- BRIEF 1:
Check each statement against the post about Borders and mark it yes or no, quoting the exact words from the post that decide it. (a) The writer makes trips to Third Place. (b) Waldenbooks was the bigger sibling of Borders. (c) The writer went to Borders for large holiday purchases.
- BRIEF 2:
According to the post about Borders, which company bought Borders?
- BRIEF 3:
Please carry on the post about Borders from the point where it stops.

- EXERCISE TEXT:
--- START ---
Sunday, September 18, 2011

Writers Sans Borders

Photo by Jessers25.
Borders is dead: to begin with. There is no doubt whatever about that. The register of its liquidation has been signed by the clergyman, the clerk, the undertaker, and the chief mourner.

Old Borders is as dead as a door-nail.

A lot of pixels have been spilled over the demise of Borders (and Waldenbooks, its mall-friendly smaller sibling). Flat statements about how the time of the big box is now gone, and tumbleweeds will now drift through the parking lots of old Borders, Circuit Cities, and similar relics. Pointed irony about how the big boxes crushed the small independents and in turn are being kicked to the curb by the on-line purveyors. Nostalgia about how Borders was a smaller, friendly store before K-Mart bought them. Fist-shaking fury at the fickle market, including those heartless consumers who went to a store to window-shop the book and then order it online. And indignation that this would not have happened if Amazon had to pay sales tax (while ignoring that Amazon also doesn't have to pay for rent, lighting, or dedicated staff in 400 locations) (Oh, and its still a good idea for Amazon to pay sales tax - its not like they can't freaking keep track of where their books are going - they're using computers, after all).  

Hmm. This seems to be wandering a bit, which is not surprising. This is a crowd-sourced coroner's inquest, and everybody seems to be involved.

I seem to be coming to all this from two viewpoints, as a consumer and as a writer. As a consumer, litttle changes. My own habits are those of the independent and used bookstore patron. Bookshopping is a destination for me, as it is for comics and games. I will haunt the halls of the monstrous Half-Prices and the tiny local shops filled with paperback swap romances. I was a fan of Elliot Bay before it moved to a land-with-less-available-parking, and even so I still feel the siren call of its wooden shelves and employee recommendations. I make the trek up to Third Place and once upon a time made the long journey to Powell's in Portland (though my stopping may more be the result of age than anything else). Borders (and B&N, don't think I don't see trying to sneak out of this discussion) were for large holiday purchases and going out for books with nieces and nephews. The online world was more for when the usual suspects were exhausted, or delivery to a third party across the country.
--- END ---
- EXTRACTED DATA:
--- START ---
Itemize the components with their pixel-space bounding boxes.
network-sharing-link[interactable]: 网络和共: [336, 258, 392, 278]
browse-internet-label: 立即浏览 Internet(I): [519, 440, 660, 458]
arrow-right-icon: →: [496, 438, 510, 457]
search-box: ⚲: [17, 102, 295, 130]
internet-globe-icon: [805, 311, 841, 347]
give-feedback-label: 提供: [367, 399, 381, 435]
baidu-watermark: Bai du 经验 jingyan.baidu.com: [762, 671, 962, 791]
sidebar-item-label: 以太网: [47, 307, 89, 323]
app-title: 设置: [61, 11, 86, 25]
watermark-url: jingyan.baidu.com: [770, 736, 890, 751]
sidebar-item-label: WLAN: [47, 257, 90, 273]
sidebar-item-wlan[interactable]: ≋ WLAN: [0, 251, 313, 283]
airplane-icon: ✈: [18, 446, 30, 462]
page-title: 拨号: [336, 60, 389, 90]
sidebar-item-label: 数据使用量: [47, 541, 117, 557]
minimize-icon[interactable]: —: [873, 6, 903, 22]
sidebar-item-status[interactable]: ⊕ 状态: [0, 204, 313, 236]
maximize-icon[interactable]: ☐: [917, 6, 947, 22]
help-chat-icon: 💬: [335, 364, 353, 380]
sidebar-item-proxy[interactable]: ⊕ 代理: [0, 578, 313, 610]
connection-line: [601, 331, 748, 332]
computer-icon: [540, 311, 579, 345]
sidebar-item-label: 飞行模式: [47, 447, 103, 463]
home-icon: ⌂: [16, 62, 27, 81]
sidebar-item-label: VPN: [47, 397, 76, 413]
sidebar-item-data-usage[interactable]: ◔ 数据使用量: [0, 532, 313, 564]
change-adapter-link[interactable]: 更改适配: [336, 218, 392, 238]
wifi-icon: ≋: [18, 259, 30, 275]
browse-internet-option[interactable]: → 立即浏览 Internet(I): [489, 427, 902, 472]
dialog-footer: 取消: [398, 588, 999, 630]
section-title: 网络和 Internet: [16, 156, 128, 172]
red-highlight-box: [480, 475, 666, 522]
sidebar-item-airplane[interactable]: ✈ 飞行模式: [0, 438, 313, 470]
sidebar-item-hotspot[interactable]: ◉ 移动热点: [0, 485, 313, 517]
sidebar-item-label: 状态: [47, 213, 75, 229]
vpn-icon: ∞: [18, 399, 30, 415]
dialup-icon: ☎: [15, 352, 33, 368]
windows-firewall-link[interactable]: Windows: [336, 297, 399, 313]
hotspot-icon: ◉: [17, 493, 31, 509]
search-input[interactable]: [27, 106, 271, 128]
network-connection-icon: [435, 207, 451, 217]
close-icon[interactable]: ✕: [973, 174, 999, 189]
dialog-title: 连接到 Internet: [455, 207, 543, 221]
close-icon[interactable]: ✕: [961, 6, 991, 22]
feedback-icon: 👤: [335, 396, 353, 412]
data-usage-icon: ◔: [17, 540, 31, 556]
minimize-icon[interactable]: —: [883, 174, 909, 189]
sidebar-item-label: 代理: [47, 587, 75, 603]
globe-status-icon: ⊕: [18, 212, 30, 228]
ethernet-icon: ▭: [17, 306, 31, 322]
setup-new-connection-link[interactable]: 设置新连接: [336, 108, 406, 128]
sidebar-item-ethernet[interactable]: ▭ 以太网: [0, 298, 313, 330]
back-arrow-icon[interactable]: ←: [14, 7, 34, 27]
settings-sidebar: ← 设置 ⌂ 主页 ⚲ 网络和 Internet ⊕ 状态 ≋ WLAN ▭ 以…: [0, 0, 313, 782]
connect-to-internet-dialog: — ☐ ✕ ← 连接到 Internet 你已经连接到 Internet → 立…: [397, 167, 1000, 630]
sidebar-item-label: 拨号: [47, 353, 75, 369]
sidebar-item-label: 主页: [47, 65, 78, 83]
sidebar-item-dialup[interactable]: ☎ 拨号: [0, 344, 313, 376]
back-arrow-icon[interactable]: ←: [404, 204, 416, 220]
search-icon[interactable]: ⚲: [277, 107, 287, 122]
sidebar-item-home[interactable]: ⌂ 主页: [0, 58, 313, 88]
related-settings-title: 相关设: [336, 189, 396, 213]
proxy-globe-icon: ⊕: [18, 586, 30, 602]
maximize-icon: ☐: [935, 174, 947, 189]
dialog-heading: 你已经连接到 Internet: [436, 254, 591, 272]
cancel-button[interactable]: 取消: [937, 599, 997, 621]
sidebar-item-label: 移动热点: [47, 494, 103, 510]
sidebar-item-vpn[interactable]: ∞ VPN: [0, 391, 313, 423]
--- END ---
- WRITTEN ANSWER 1:
(a) Yes: "I make the trek up to Third Place"
(b) No: "Waldenbooks, its mall-friendly smaller sibling"
(c) Yes: "Borders (and B&N, don't think I don't see trying to sneak out of this discussion) were for large holiday purchases"

- WRITTEN ANSWER 2:
K-Mart

- WRITTEN ANSWER 3:
Of course I visited the terminal patient, and found my own easy answers for their demise. Once the popular stuff was picked over, the shelves groaned heavy with left-behind Palin biographies and Beck political screeds. That kind of shows that you were missing your market just a tad, but covering it up in raw volume - there may have been unsold Noam Chomski essays on the shelves of the Borders in Birmingham.  I picked up a few  books that I would probably not pay full price for - books on Salt and Cod and another collection of Anthony Bourdain's essays. And an actual find - a book on the War of 1812 that I had window-shopped on Amazon, but purchased in a physical store.

Long term, it can't be a good thing for authors to ever see a venue shut down, large or small. And the big box of Borders is a major component for the easily-sold genre books that I have made up much of my career. The D&D ghetto (a subunit of the Fantasy ghetto) had a guaranteed shelf space in a store that was looking to fill its shelves with popular consumables. And as I have said before, Border's and its ilk also serviced areas that were not being covered by independents. There was a site set up pointing out where the closest independent bookstore was to a closing Borders. In the case of my local Borders in the South Hills, it was 12 miles to the nearest independent. Or you could go up the road another mile to the Barnes & Nobles. As a writer, I will be seeing more of my work showing up as vaporous threads in the ether, but in the longest of terms, I will still be able to find a twenty year old physical book than a twenty year old file in an a now-abandoned format.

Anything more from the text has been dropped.